■ **Problem to solve**:
Only the pictures stay out; every record is to be quoted exactly.

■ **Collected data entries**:
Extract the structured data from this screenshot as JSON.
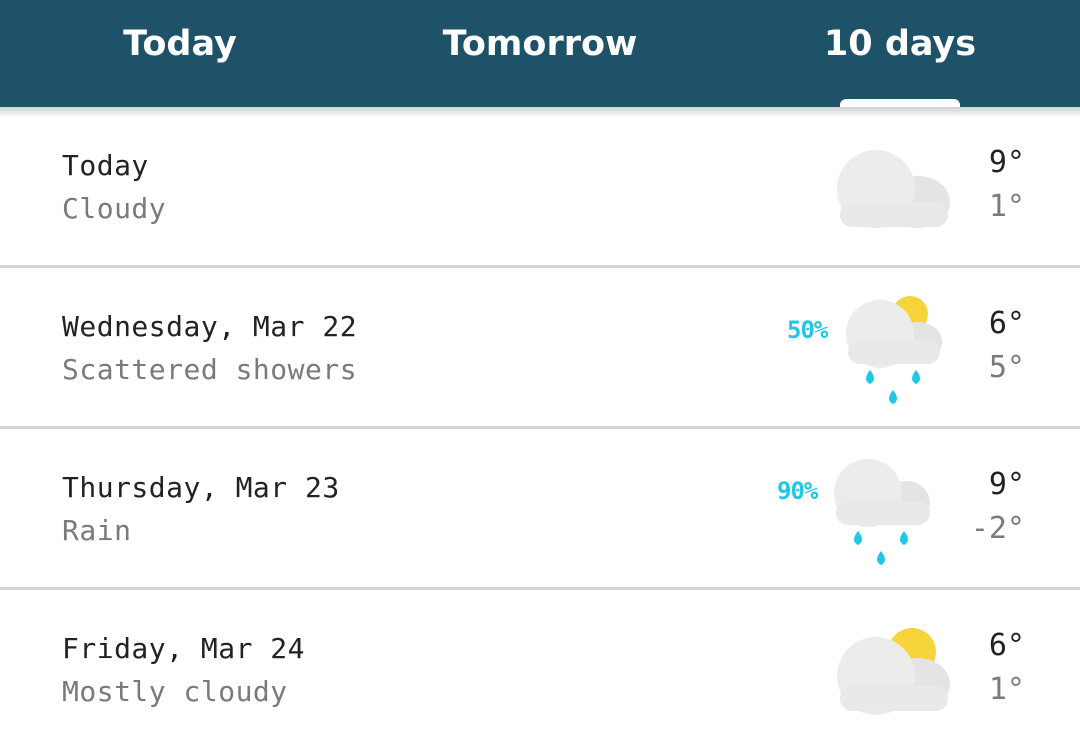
{
  "tabs": [
    {
      "label": "Today"
    },
    {
      "label": "Tomorrow"
    },
    {
      "label": "10 days"
    }
  ],
  "selected_tab": "10 days",
  "days": [
    {
      "day": "Today",
      "condition": "Cloudy",
      "precip": "",
      "high": "9°",
      "low": "1°",
      "icon": "cloudy-icon"
    },
    {
      "day": "Wednesday, Mar 22",
      "condition": "Scattered showers",
      "precip": "50%",
      "high": "6°",
      "low": "5°",
      "icon": "scattered-showers-icon"
    },
    {
      "day": "Thursday, Mar 23",
      "condition": "Rain",
      "precip": "90%",
      "high": "9°",
      "low": "-2°",
      "icon": "rain-icon"
    },
    {
      "day": "Friday, Mar 24",
      "condition": "Mostly cloudy",
      "precip": "",
      "high": "6°",
      "low": "1°",
      "icon": "mostly-cloudy-icon"
    }
  ],
  "colors": {
    "header": "#1d5269",
    "precip": "#1fc8e6",
    "sun": "#f7d43a",
    "cloud": "#e8e8e8"
  }
}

■ **Output below**:
Extract the structured data from this screenshot as JSON.
{
  "tabs": [
    {
      "label": "Today"
    },
    {
      "label": "Tomorrow"
    },
    {
      "label": "10 days"
    }
  ],
  "selected_tab": "10 days",
  "days": [
    {
      "day": "Today",
      "condition": "Cloudy",
      "precip": "",
      "high": "9°",
      "low": "1°",
      "icon": "cloudy-icon"
    },
    {
      "day": "Wednesday, Mar 22",
      "condition": "Scattered showers",
      "precip": "50%",
      "high": "6°",
      "low": "5°",
      "icon": "scattered-showers-icon"
    },
    {
      "day": "Thursday, Mar 23",
      "condition": "Rain",
      "precip": "90%",
      "high": "9°",
      "low": "-2°",
      "icon": "rain-icon"
    },
    {
      "day": "Friday, Mar 24",
      "condition": "Mostly cloudy",
      "precip": "",
      "high": "6°",
      "low": "1°",
      "icon": "mostly-cloudy-icon"
    }
  ],
  "colors": {
    "header": "#1d5269",
    "precip": "#1fc8e6",
    "sun": "#f7d43a",
    "cloud": "#e8e8e8"
  }
}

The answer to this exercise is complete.